Extracts from a graphics dataset>
========================================================================

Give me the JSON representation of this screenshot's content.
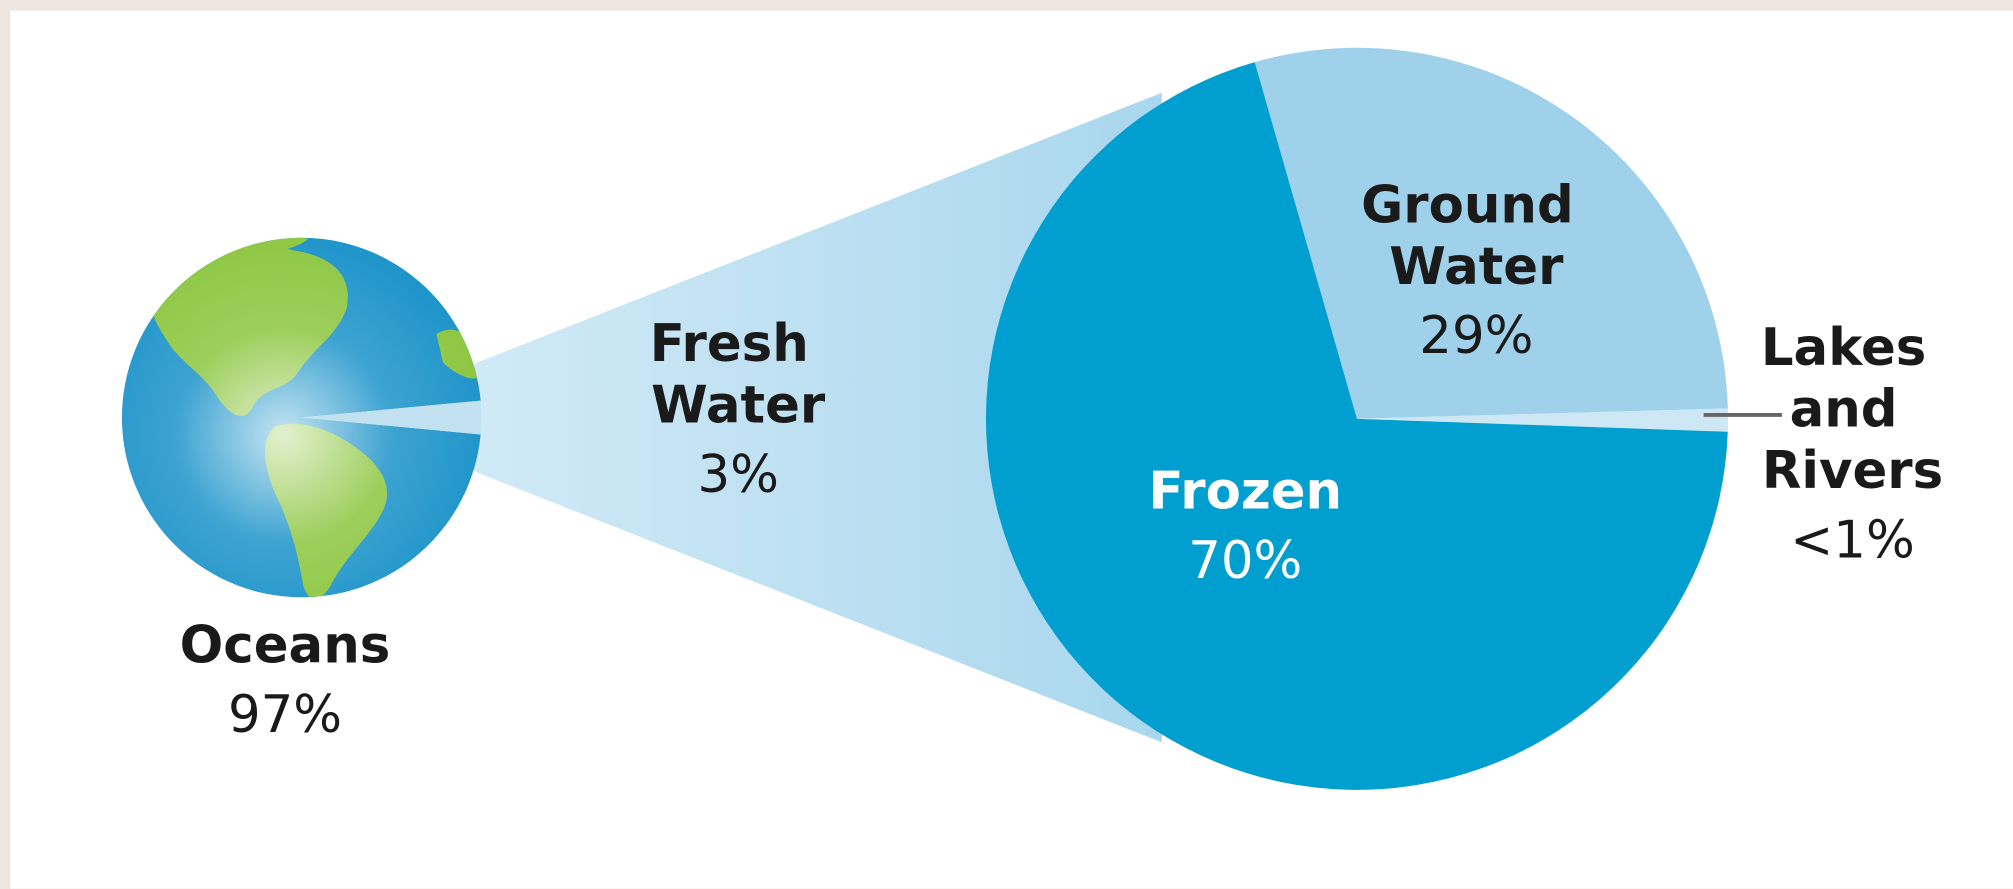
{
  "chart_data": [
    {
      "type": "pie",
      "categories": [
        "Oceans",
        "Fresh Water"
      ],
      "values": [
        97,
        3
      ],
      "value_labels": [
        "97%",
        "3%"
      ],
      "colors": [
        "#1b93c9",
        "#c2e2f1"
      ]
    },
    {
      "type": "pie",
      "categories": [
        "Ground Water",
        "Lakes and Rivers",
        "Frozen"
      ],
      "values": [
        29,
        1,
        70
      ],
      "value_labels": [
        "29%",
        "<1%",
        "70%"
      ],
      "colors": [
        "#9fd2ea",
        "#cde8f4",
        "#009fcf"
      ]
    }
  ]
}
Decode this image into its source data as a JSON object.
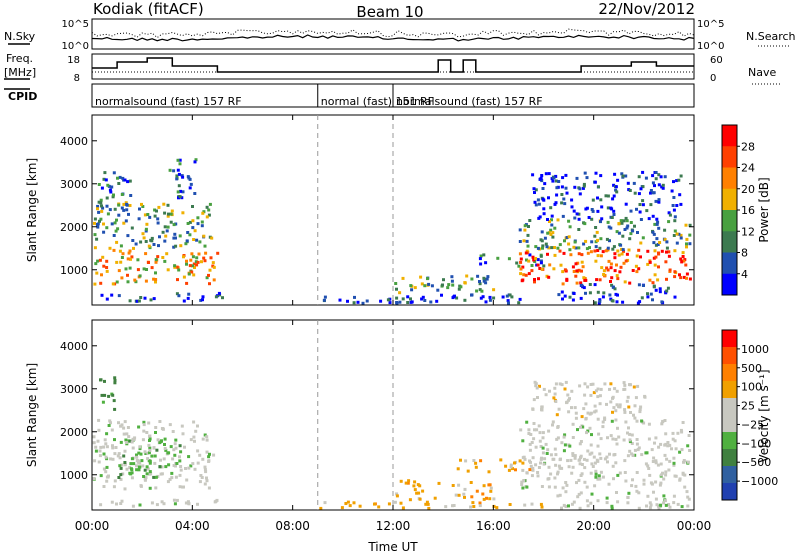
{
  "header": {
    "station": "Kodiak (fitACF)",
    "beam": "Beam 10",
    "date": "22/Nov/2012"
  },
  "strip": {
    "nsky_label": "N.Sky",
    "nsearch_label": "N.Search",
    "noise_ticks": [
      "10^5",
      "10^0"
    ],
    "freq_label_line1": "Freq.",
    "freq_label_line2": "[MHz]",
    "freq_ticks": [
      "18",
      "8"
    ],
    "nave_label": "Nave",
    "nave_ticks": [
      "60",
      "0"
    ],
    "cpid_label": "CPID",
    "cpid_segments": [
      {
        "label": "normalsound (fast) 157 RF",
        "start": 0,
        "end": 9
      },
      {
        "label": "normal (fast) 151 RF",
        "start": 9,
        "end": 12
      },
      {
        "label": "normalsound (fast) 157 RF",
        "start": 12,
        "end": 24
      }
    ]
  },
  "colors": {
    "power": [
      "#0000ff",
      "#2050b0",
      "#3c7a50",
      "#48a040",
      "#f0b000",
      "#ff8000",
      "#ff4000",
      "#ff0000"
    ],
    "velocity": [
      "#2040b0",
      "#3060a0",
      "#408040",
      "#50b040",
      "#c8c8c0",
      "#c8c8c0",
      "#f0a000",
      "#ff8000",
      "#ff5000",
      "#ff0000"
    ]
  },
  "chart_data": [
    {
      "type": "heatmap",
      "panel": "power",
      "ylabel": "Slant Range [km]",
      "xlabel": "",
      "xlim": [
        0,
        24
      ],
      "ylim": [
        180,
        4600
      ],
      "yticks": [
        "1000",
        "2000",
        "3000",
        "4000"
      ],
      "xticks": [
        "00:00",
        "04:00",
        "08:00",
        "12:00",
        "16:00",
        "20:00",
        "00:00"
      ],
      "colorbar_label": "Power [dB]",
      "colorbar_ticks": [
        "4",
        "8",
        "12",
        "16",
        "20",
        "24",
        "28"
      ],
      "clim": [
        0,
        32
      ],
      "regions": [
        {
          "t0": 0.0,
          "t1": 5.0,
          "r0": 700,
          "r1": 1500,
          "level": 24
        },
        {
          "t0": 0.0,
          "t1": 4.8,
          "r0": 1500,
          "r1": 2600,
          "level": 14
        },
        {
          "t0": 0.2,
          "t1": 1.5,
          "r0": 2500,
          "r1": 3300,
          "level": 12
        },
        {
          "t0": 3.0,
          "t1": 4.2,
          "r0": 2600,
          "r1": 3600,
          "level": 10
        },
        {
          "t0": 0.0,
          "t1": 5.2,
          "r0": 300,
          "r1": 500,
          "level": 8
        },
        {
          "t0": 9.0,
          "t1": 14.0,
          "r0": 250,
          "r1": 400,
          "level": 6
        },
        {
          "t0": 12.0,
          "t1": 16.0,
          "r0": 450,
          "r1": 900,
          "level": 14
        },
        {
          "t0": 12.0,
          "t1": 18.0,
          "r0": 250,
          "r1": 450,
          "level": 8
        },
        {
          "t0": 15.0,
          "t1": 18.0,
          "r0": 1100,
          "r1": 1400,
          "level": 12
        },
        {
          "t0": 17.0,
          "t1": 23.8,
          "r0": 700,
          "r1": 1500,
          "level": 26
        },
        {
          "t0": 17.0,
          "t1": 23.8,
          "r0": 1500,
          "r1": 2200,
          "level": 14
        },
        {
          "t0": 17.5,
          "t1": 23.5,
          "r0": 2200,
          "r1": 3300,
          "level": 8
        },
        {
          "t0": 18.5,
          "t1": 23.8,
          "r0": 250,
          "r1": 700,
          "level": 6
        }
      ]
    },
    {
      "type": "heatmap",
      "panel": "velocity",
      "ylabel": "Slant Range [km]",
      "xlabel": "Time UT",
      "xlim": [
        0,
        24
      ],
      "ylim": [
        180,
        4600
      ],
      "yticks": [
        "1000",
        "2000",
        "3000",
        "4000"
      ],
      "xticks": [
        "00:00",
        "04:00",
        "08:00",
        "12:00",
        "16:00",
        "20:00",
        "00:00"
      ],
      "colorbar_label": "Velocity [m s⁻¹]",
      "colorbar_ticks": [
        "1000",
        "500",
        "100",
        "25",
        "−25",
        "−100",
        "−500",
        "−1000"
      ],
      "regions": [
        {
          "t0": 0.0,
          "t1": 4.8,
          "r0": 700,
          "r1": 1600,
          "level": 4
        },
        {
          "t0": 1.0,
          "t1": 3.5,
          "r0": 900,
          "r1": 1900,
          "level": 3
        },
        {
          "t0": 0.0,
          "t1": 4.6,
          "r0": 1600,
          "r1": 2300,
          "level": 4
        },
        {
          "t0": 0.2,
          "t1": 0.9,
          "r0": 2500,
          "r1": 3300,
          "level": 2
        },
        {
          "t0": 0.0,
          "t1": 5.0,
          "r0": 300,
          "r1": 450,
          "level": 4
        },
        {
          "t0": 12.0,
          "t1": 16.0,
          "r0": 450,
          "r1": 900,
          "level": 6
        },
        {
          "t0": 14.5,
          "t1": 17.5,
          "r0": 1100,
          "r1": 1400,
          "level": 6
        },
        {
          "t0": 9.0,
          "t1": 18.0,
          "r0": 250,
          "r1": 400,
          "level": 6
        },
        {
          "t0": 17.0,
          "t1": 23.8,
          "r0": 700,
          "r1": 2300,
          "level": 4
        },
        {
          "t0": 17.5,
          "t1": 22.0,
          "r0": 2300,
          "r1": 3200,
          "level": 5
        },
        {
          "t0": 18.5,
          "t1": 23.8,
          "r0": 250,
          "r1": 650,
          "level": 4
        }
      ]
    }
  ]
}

========================================================================

SHORT EXERCISE>
Return the listing above word for word, with the pictures removed.

SOLUTION>
Give me the JSON representation of this screenshot's content.
{
  "chart_data": [
    {
      "type": "pie",
      "categories": [
        "Oceans",
        "Fresh Water"
      ],
      "values": [
        97,
        3
      ],
      "value_labels": [
        "97%",
        "3%"
      ],
      "colors": [
        "#1b93c9",
        "#c2e2f1"
      ]
    },
    {
      "type": "pie",
      "categories": [
        "Ground Water",
        "Lakes and Rivers",
        "Frozen"
      ],
      "values": [
        29,
        1,
        70
      ],
      "value_labels": [
        "29%",
        "<1%",
        "70%"
      ],
      "colors": [
        "#9fd2ea",
        "#cde8f4",
        "#009fcf"
      ]
    }
  ]
}
Decode this image into its source data as a JSON object.
{
  "header": {
    "station": "Kodiak (fitACF)",
    "beam": "Beam 10",
    "date": "22/Nov/2012"
  },
  "strip": {
    "nsky_label": "N.Sky",
    "nsearch_label": "N.Search",
    "noise_ticks": [
      "10^5",
      "10^0"
    ],
    "freq_label_line1": "Freq.",
    "freq_label_line2": "[MHz]",
    "freq_ticks": [
      "18",
      "8"
    ],
    "nave_label": "Nave",
    "nave_ticks": [
      "60",
      "0"
    ],
    "cpid_label": "CPID",
    "cpid_segments": [
      {
        "label": "normalsound (fast) 157 RF",
        "start": 0,
        "end": 9
      },
      {
        "label": "normal (fast) 151 RF",
        "start": 9,
        "end": 12
      },
      {
        "label": "normalsound (fast) 157 RF",
        "start": 12,
        "end": 24
      }
    ]
  },
  "colors": {
    "power": [
      "#0000ff",
      "#2050b0",
      "#3c7a50",
      "#48a040",
      "#f0b000",
      "#ff8000",
      "#ff4000",
      "#ff0000"
    ],
    "velocity": [
      "#2040b0",
      "#3060a0",
      "#408040",
      "#50b040",
      "#c8c8c0",
      "#c8c8c0",
      "#f0a000",
      "#ff8000",
      "#ff5000",
      "#ff0000"
    ]
  },
  "chart_data": [
    {
      "type": "heatmap",
      "panel": "power",
      "ylabel": "Slant Range [km]",
      "xlabel": "",
      "xlim": [
        0,
        24
      ],
      "ylim": [
        180,
        4600
      ],
      "yticks": [
        "1000",
        "2000",
        "3000",
        "4000"
      ],
      "xticks": [
        "00:00",
        "04:00",
        "08:00",
        "12:00",
        "16:00",
        "20:00",
        "00:00"
      ],
      "colorbar_label": "Power [dB]",
      "colorbar_ticks": [
        "4",
        "8",
        "12",
        "16",
        "20",
        "24",
        "28"
      ],
      "clim": [
        0,
        32
      ],
      "regions": [
        {
          "t0": 0.0,
          "t1": 5.0,
          "r0": 700,
          "r1": 1500,
          "level": 24
        },
        {
          "t0": 0.0,
          "t1": 4.8,
          "r0": 1500,
          "r1": 2600,
          "level": 14
        },
        {
          "t0": 0.2,
          "t1": 1.5,
          "r0": 2500,
          "r1": 3300,
          "level": 12
        },
        {
          "t0": 3.0,
          "t1": 4.2,
          "r0": 2600,
          "r1": 3600,
          "level": 10
        },
        {
          "t0": 0.0,
          "t1": 5.2,
          "r0": 300,
          "r1": 500,
          "level": 8
        },
        {
          "t0": 9.0,
          "t1": 14.0,
          "r0": 250,
          "r1": 400,
          "level": 6
        },
        {
          "t0": 12.0,
          "t1": 16.0,
          "r0": 450,
          "r1": 900,
          "level": 14
        },
        {
          "t0": 12.0,
          "t1": 18.0,
          "r0": 250,
          "r1": 450,
          "level": 8
        },
        {
          "t0": 15.0,
          "t1": 18.0,
          "r0": 1100,
          "r1": 1400,
          "level": 12
        },
        {
          "t0": 17.0,
          "t1": 23.8,
          "r0": 700,
          "r1": 1500,
          "level": 26
        },
        {
          "t0": 17.0,
          "t1": 23.8,
          "r0": 1500,
          "r1": 2200,
          "level": 14
        },
        {
          "t0": 17.5,
          "t1": 23.5,
          "r0": 2200,
          "r1": 3300,
          "level": 8
        },
        {
          "t0": 18.5,
          "t1": 23.8,
          "r0": 250,
          "r1": 700,
          "level": 6
        }
      ]
    },
    {
      "type": "heatmap",
      "panel": "velocity",
      "ylabel": "Slant Range [km]",
      "xlabel": "Time UT",
      "xlim": [
        0,
        24
      ],
      "ylim": [
        180,
        4600
      ],
      "yticks": [
        "1000",
        "2000",
        "3000",
        "4000"
      ],
      "xticks": [
        "00:00",
        "04:00",
        "08:00",
        "12:00",
        "16:00",
        "20:00",
        "00:00"
      ],
      "colorbar_label": "Velocity [m s⁻¹]",
      "colorbar_ticks": [
        "1000",
        "500",
        "100",
        "25",
        "−25",
        "−100",
        "−500",
        "−1000"
      ],
      "regions": [
        {
          "t0": 0.0,
          "t1": 4.8,
          "r0": 700,
          "r1": 1600,
          "level": 4
        },
        {
          "t0": 1.0,
          "t1": 3.5,
          "r0": 900,
          "r1": 1900,
          "level": 3
        },
        {
          "t0": 0.0,
          "t1": 4.6,
          "r0": 1600,
          "r1": 2300,
          "level": 4
        },
        {
          "t0": 0.2,
          "t1": 0.9,
          "r0": 2500,
          "r1": 3300,
          "level": 2
        },
        {
          "t0": 0.0,
          "t1": 5.0,
          "r0": 300,
          "r1": 450,
          "level": 4
        },
        {
          "t0": 12.0,
          "t1": 16.0,
          "r0": 450,
          "r1": 900,
          "level": 6
        },
        {
          "t0": 14.5,
          "t1": 17.5,
          "r0": 1100,
          "r1": 1400,
          "level": 6
        },
        {
          "t0": 9.0,
          "t1": 18.0,
          "r0": 250,
          "r1": 400,
          "level": 6
        },
        {
          "t0": 17.0,
          "t1": 23.8,
          "r0": 700,
          "r1": 2300,
          "level": 4
        },
        {
          "t0": 17.5,
          "t1": 22.0,
          "r0": 2300,
          "r1": 3200,
          "level": 5
        },
        {
          "t0": 18.5,
          "t1": 23.8,
          "r0": 250,
          "r1": 650,
          "level": 4
        }
      ]
    }
  ]
}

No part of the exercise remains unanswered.